[GIVEN EXERCISE]:
Retype the entries from the line containing "decompose this screenshot" through the line containing "status-icons: 88 xyxy=(416,20,536,46)", character for character.

[MATERIALS PROVIDED]:

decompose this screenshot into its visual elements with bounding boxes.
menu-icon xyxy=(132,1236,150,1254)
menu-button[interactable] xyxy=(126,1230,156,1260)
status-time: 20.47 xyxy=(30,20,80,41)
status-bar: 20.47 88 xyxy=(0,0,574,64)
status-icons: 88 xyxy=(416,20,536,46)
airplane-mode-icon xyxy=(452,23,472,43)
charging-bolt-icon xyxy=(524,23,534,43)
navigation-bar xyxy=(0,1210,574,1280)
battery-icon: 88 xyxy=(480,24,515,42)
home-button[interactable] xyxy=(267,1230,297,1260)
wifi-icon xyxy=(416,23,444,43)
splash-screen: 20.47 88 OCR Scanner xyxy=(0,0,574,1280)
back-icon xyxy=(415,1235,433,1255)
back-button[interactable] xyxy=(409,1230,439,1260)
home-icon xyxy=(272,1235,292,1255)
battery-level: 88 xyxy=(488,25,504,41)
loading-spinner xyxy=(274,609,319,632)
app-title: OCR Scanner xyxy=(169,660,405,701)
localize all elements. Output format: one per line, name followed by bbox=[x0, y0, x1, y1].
==
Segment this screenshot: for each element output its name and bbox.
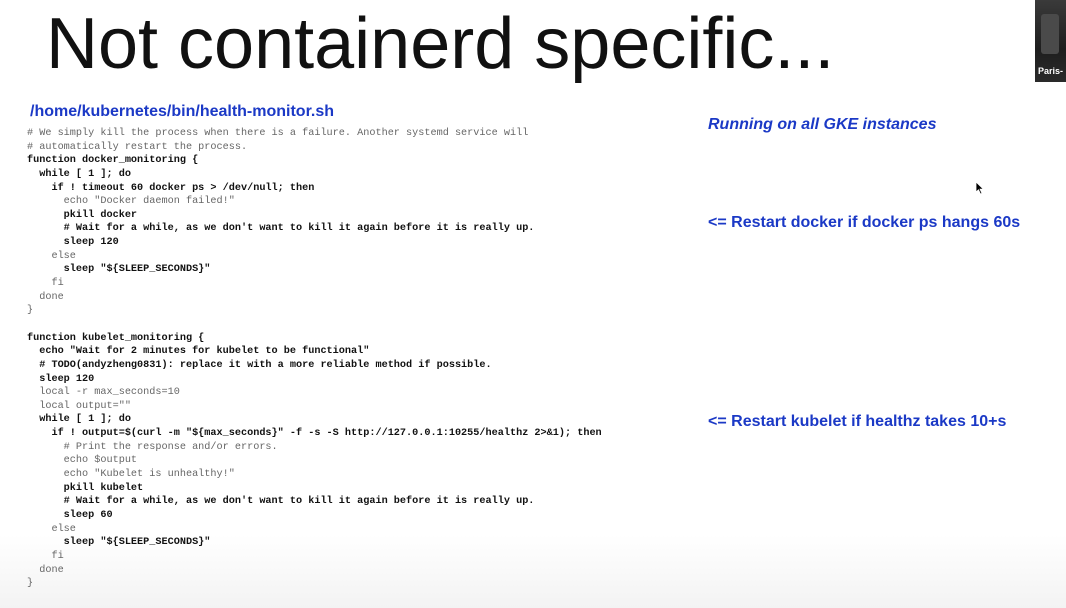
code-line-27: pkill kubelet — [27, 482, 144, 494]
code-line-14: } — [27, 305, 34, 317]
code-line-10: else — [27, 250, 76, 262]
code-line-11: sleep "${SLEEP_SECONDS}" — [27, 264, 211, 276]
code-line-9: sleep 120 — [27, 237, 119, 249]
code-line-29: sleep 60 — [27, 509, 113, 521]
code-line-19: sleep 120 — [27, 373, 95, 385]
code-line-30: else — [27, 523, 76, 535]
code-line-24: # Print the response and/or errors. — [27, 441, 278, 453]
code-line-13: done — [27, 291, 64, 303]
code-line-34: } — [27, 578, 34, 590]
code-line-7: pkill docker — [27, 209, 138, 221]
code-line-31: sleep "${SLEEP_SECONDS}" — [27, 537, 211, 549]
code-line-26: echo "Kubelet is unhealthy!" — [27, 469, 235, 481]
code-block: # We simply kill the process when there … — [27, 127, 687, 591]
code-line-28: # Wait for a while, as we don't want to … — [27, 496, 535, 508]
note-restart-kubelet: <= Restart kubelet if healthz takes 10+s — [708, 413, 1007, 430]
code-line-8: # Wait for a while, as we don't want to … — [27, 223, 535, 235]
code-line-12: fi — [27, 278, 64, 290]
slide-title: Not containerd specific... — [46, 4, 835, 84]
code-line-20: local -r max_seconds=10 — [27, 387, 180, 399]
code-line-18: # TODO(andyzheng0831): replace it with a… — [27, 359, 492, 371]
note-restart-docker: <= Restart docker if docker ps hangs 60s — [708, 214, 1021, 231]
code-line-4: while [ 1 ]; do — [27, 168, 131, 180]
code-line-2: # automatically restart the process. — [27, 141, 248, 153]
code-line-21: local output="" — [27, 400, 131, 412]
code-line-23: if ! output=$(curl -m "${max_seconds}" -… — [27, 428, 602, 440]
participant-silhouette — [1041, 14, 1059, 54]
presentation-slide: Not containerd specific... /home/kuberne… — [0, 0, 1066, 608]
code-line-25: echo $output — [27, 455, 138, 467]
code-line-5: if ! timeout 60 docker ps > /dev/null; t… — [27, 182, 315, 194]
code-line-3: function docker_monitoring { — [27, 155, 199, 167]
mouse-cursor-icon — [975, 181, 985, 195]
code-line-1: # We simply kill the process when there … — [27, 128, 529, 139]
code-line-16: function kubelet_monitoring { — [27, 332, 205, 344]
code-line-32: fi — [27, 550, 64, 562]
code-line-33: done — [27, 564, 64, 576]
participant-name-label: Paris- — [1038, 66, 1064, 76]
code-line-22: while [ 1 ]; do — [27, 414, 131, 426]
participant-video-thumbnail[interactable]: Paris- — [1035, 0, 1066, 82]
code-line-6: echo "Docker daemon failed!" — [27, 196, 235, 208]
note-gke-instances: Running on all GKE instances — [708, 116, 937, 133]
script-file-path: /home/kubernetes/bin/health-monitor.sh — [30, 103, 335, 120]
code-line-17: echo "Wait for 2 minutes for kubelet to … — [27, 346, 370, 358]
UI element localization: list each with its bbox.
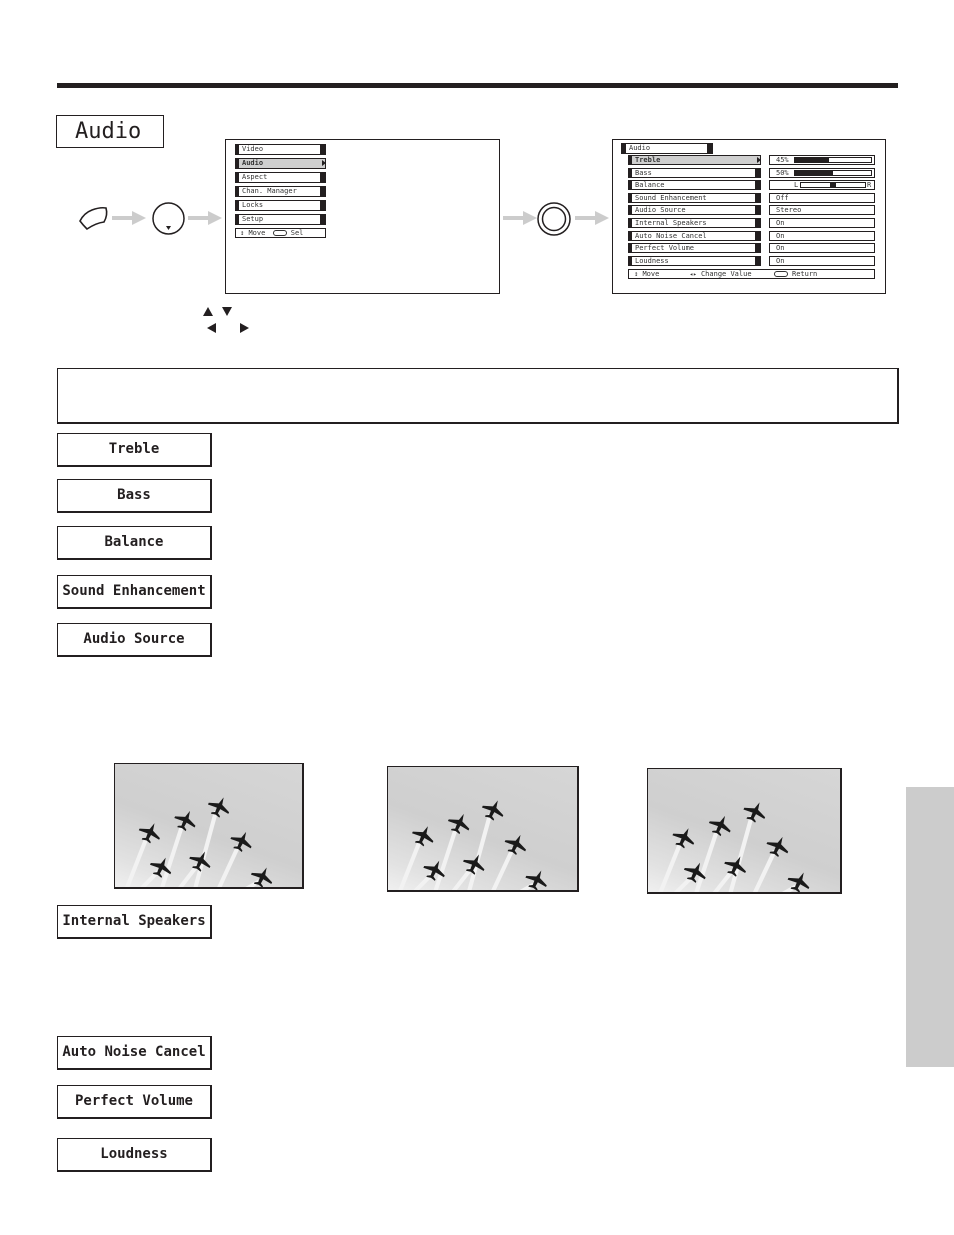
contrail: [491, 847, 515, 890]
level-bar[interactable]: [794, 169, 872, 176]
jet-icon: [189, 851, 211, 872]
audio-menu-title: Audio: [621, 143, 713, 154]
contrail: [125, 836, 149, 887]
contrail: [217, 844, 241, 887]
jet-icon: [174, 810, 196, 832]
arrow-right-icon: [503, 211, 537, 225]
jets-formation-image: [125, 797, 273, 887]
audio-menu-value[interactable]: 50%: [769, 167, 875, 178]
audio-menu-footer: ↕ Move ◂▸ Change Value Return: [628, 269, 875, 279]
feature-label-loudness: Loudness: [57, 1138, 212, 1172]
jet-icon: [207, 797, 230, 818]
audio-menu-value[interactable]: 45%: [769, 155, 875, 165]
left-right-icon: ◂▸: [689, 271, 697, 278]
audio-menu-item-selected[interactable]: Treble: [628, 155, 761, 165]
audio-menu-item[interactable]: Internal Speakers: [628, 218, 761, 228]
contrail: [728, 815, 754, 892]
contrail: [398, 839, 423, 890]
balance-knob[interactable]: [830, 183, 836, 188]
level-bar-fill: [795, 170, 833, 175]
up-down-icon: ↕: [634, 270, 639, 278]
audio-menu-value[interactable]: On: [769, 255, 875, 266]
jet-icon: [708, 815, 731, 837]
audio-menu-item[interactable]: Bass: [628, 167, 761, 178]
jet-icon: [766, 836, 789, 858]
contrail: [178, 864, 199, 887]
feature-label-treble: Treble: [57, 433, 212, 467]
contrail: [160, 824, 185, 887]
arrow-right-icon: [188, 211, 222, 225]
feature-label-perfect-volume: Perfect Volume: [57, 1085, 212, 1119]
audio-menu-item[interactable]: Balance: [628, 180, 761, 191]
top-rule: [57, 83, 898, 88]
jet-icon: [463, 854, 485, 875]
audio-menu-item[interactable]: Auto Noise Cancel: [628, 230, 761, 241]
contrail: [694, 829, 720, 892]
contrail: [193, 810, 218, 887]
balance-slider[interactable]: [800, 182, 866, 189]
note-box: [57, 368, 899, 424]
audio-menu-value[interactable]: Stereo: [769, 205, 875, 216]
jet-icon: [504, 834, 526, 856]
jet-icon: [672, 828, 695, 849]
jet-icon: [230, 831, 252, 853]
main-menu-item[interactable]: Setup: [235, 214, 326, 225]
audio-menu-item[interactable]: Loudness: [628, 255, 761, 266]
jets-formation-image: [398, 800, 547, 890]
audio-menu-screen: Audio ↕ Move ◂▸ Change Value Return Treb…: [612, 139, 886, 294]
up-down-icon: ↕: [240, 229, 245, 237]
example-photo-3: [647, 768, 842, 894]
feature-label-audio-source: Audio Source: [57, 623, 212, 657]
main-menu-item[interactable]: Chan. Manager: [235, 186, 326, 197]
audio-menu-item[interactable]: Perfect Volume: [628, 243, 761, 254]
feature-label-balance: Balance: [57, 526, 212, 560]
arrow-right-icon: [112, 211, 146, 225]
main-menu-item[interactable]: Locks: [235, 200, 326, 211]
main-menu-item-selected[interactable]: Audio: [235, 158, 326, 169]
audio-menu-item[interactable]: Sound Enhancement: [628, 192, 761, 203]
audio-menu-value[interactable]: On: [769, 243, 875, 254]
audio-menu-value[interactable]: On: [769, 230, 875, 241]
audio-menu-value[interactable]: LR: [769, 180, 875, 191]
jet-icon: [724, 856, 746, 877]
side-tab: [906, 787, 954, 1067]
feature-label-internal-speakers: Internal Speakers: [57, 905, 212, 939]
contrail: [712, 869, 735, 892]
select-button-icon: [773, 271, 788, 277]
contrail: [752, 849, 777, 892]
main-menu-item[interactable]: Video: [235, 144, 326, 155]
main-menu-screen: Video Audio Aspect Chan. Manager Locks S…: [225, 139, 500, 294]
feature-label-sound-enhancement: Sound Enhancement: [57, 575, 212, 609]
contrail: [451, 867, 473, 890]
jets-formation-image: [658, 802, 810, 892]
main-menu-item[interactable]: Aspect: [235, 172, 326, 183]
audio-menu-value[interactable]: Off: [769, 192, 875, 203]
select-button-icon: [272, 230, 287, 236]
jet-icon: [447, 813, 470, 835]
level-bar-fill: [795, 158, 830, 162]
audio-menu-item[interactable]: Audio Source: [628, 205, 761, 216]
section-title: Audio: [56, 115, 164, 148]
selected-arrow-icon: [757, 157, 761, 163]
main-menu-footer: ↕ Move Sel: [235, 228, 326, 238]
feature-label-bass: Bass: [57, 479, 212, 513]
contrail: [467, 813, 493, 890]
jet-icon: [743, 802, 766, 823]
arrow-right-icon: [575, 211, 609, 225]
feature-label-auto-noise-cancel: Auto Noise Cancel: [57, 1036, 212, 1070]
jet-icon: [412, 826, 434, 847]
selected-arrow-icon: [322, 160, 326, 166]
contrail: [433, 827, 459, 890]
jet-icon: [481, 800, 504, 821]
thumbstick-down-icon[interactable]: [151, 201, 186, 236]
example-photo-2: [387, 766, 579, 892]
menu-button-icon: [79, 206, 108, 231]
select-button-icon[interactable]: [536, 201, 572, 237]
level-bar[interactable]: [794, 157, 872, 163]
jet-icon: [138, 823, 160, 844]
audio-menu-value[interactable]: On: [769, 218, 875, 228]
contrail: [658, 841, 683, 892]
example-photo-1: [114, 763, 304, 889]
---
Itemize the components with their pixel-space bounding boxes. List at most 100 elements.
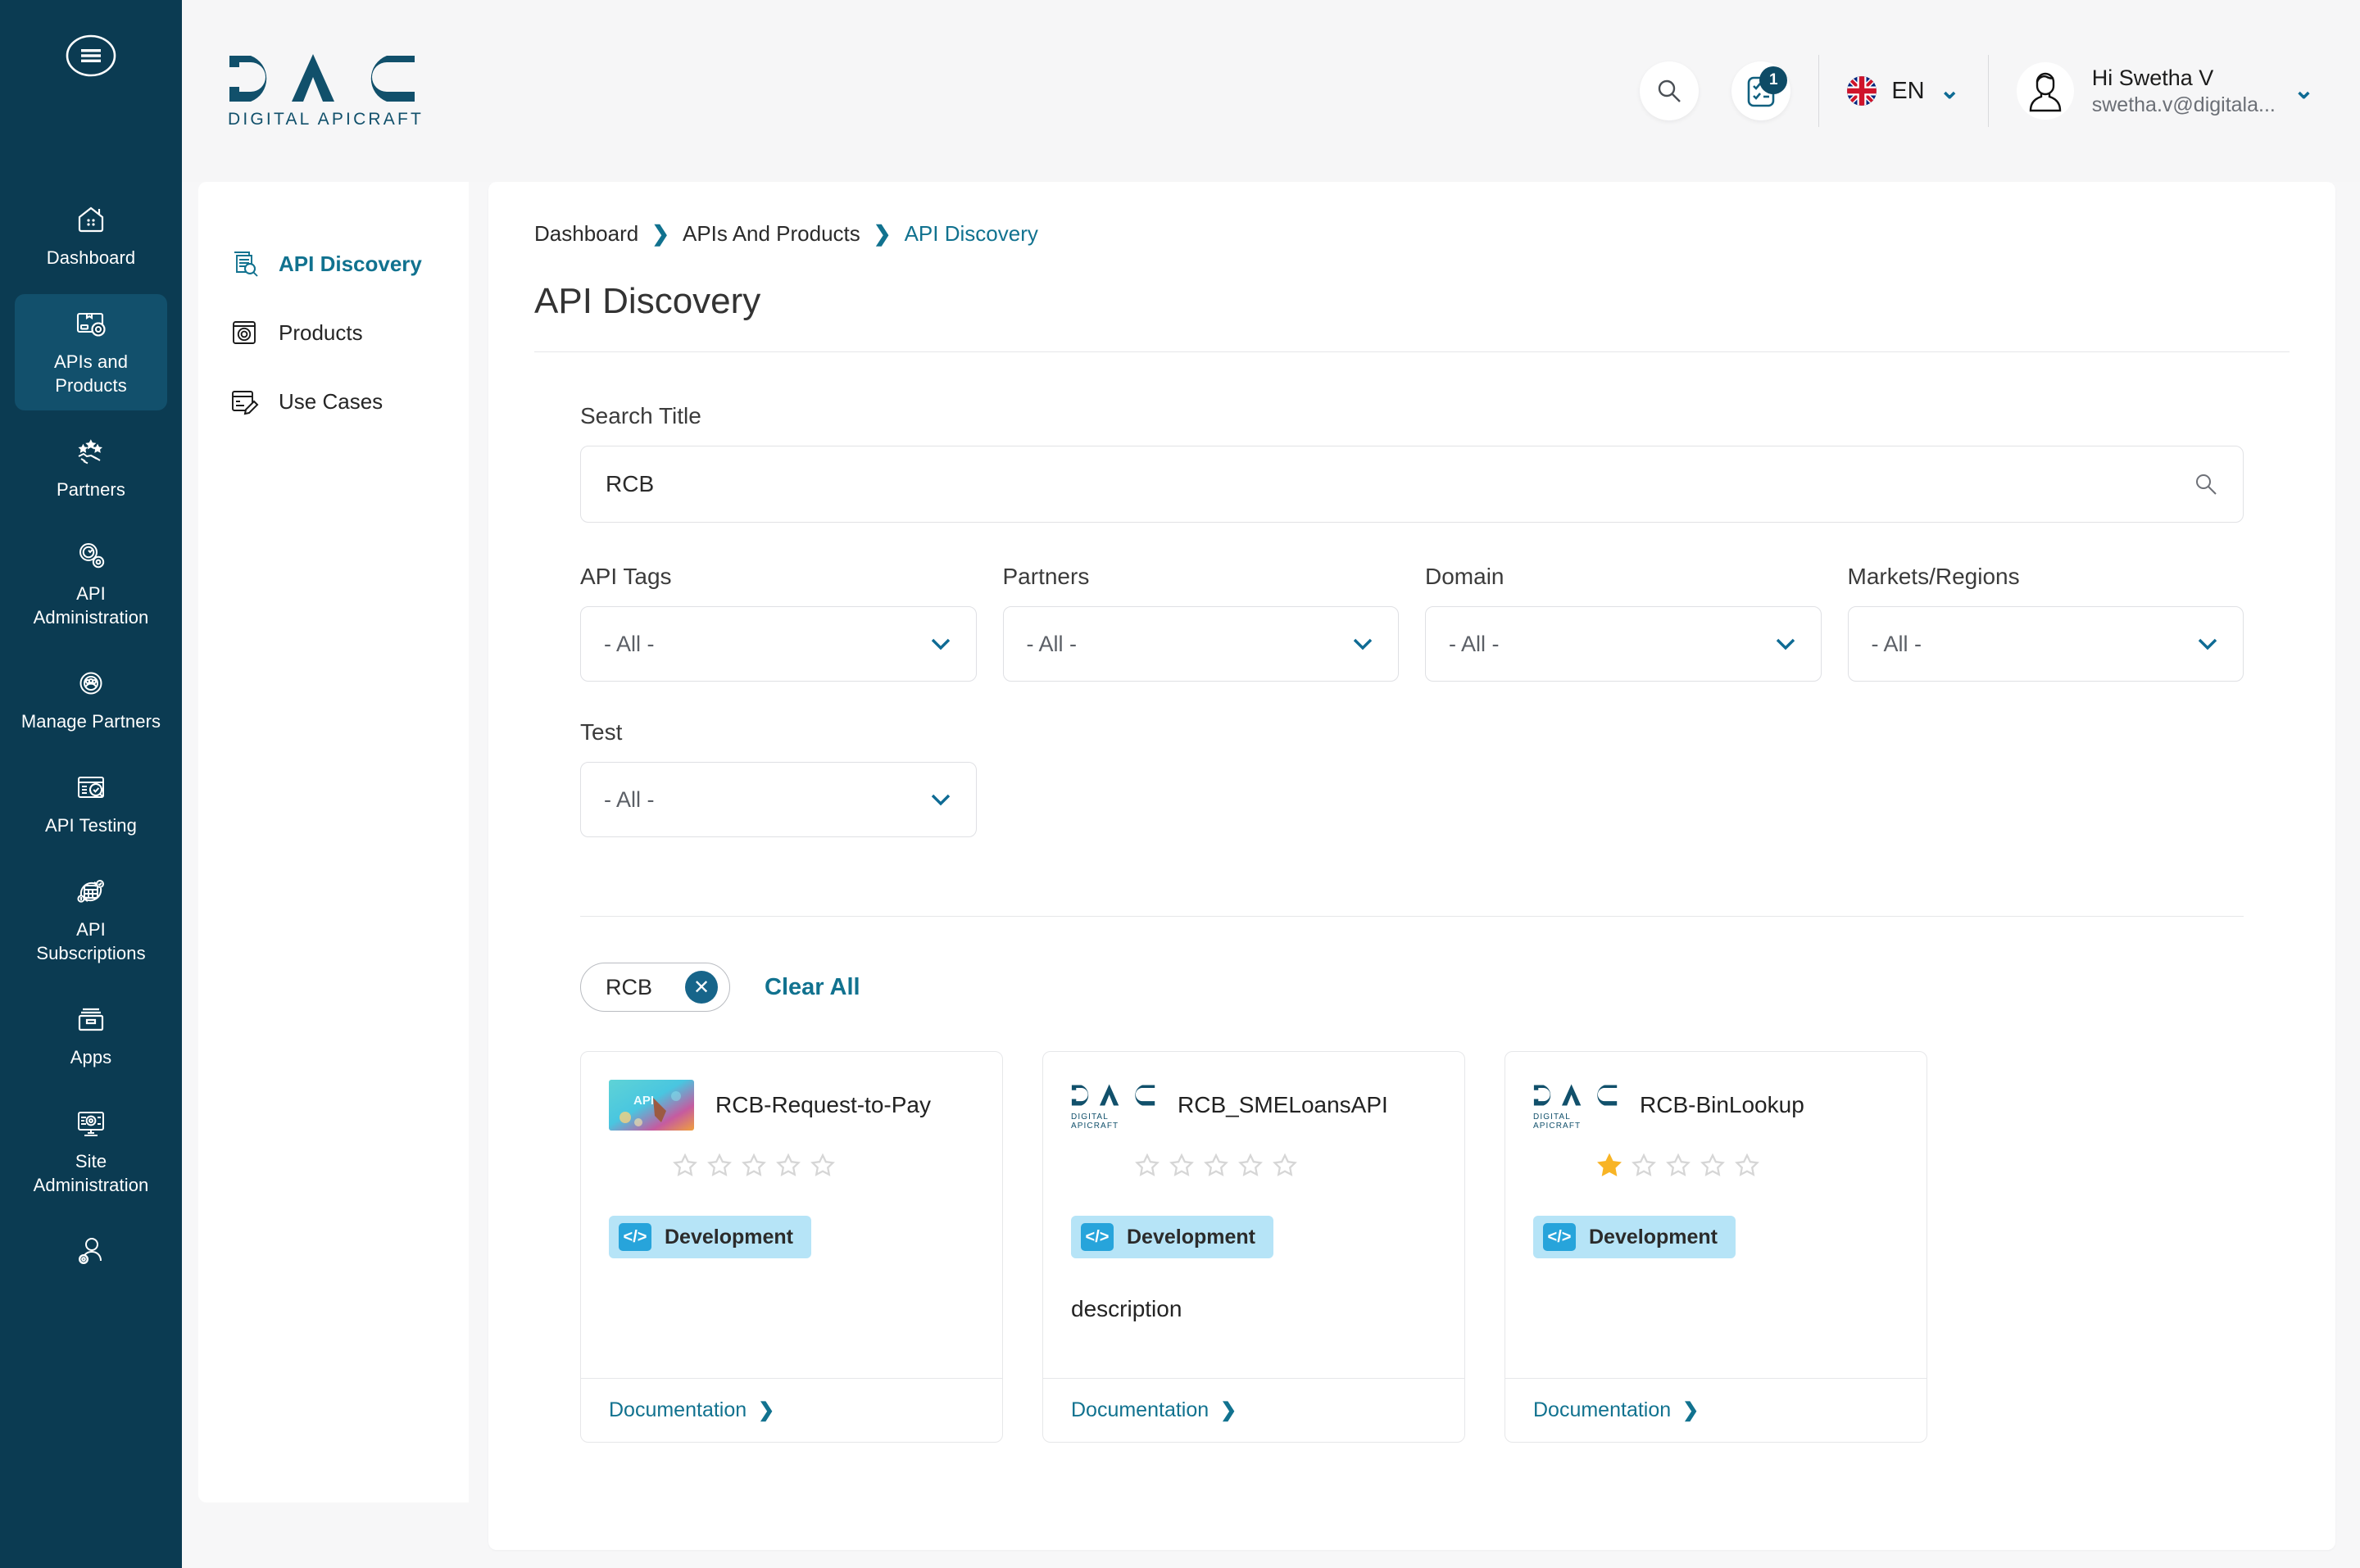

[RESULT OF THIS TASK]:
decompose this screenshot into its visual elements with bounding boxes.
menu-icon xyxy=(132,1236,150,1254)
menu-button[interactable] xyxy=(126,1230,156,1260)
status-time: 20.47 xyxy=(30,20,80,41)
status-bar: 20.47 88 xyxy=(0,0,574,64)
status-icons: 88 xyxy=(416,20,536,46)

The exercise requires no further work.